-- Start of Data records --

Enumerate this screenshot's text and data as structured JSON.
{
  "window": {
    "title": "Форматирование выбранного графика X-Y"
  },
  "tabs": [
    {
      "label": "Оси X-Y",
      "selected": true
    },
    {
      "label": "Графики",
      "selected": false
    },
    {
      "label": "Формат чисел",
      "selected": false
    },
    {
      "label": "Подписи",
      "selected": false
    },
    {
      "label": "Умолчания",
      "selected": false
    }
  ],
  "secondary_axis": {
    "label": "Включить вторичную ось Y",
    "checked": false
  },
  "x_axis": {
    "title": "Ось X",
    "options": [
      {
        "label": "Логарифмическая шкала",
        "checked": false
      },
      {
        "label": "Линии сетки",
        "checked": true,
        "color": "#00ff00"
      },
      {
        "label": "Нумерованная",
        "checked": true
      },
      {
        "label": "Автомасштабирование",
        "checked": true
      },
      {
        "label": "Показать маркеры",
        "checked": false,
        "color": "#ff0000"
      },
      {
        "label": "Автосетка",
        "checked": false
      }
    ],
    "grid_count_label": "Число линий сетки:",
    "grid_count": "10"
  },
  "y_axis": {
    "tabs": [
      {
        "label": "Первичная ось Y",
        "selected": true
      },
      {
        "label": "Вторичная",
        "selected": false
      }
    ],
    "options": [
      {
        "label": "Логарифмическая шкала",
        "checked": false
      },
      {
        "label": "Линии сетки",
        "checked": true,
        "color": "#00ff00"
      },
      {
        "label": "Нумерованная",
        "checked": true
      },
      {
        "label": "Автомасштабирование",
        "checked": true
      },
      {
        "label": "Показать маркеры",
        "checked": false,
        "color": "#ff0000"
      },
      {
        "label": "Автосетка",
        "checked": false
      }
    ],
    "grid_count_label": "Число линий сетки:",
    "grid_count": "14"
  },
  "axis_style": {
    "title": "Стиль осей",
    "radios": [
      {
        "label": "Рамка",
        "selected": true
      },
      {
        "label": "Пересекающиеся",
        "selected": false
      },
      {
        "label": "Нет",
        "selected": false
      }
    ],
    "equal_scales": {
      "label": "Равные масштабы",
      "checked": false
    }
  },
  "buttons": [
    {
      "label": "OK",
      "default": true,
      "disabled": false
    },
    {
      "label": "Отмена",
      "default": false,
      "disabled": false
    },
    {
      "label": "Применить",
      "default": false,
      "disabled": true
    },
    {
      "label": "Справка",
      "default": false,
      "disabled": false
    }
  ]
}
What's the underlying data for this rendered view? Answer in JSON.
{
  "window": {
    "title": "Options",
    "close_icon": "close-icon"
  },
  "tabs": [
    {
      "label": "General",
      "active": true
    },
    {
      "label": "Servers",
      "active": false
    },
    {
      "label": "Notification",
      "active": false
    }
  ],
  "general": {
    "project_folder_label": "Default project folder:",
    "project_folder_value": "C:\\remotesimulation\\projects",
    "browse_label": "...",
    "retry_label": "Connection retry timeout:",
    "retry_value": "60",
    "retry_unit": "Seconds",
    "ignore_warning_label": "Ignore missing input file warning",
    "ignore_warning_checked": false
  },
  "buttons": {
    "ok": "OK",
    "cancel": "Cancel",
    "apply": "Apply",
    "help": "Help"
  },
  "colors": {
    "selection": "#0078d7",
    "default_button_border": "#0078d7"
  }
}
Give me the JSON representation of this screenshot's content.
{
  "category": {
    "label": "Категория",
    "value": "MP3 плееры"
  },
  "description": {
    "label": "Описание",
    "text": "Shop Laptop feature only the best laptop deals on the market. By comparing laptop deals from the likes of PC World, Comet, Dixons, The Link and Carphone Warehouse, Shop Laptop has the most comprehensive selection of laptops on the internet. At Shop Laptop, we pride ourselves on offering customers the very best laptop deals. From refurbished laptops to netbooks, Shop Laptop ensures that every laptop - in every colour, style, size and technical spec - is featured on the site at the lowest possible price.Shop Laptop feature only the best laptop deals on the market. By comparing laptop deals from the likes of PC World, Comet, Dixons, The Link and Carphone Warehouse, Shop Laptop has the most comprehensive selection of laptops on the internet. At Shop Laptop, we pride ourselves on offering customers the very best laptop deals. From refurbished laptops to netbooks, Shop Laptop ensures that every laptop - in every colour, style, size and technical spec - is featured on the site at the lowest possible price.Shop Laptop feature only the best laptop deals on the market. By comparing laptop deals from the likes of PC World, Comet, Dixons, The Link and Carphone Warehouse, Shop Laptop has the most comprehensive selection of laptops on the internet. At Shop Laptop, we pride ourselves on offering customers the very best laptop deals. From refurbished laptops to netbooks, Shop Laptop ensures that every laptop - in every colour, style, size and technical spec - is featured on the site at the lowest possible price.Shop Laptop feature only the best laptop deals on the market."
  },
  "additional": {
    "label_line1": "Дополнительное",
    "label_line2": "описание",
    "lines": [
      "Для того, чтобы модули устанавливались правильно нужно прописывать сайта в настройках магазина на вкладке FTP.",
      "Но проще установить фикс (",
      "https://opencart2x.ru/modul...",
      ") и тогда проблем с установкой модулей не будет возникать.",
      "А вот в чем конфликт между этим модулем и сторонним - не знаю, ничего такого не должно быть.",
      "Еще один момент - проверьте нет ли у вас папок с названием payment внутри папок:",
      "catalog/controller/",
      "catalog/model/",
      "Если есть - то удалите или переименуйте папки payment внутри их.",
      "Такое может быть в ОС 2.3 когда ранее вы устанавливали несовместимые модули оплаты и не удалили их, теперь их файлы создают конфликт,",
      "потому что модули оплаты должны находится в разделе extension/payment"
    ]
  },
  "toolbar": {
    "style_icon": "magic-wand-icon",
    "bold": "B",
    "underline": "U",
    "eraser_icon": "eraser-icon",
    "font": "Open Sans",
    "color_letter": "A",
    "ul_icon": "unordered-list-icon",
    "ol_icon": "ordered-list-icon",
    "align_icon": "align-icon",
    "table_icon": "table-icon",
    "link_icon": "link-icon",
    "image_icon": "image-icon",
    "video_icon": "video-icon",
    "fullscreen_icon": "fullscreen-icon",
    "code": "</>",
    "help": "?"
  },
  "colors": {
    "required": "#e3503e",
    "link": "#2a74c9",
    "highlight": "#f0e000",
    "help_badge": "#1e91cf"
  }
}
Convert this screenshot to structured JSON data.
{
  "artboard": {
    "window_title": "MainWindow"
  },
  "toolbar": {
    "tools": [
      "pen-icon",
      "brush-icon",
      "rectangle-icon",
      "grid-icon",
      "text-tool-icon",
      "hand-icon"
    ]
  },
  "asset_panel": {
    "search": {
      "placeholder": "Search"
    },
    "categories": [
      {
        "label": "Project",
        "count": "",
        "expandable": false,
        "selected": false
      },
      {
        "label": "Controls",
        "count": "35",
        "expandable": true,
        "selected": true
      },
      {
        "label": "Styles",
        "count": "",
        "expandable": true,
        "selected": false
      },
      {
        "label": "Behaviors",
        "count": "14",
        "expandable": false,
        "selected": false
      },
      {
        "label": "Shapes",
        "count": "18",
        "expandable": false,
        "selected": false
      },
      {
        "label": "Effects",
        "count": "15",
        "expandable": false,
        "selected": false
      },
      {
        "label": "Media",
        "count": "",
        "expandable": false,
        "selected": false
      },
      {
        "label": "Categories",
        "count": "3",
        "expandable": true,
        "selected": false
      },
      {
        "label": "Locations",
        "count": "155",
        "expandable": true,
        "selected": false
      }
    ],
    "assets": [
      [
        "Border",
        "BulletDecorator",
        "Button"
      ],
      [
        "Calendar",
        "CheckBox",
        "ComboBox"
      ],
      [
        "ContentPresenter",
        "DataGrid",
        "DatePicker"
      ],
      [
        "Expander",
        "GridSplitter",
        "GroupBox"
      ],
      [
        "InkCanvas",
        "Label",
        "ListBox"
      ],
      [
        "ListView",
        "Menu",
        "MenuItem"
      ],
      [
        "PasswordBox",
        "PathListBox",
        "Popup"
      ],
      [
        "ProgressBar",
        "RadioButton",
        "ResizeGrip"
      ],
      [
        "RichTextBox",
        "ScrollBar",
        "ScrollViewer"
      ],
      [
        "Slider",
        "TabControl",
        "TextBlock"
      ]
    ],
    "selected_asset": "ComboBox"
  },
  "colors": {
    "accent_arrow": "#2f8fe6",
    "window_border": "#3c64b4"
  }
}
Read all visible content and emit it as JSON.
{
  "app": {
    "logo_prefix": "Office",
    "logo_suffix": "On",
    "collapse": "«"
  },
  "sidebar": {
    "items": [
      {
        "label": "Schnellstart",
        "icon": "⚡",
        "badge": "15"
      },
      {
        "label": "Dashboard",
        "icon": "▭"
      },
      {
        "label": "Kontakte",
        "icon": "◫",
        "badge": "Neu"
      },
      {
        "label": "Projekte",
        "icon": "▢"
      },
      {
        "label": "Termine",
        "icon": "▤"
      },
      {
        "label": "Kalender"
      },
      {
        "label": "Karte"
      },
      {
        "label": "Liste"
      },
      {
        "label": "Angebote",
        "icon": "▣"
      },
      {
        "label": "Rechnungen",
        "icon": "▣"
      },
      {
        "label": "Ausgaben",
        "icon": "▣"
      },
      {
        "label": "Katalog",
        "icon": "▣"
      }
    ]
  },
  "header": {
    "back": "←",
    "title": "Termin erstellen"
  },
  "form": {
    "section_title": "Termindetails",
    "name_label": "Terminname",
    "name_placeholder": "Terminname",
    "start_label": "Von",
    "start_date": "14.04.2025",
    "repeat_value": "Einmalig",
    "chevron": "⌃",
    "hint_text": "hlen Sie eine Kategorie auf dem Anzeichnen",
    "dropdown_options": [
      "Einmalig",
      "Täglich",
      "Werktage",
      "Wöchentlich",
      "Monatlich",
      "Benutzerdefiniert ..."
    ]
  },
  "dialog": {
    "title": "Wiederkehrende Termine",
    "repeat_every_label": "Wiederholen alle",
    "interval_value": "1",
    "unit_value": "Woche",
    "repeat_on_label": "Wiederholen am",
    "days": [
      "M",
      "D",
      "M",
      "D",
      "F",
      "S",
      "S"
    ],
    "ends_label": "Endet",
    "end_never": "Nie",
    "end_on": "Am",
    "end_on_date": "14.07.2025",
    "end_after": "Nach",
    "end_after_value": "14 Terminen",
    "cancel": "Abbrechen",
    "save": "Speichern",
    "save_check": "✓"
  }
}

-- End of Data records --

→ Exercise task
Find every line with the word "внутри" and state how many there are, with no other words.

→ Final result
2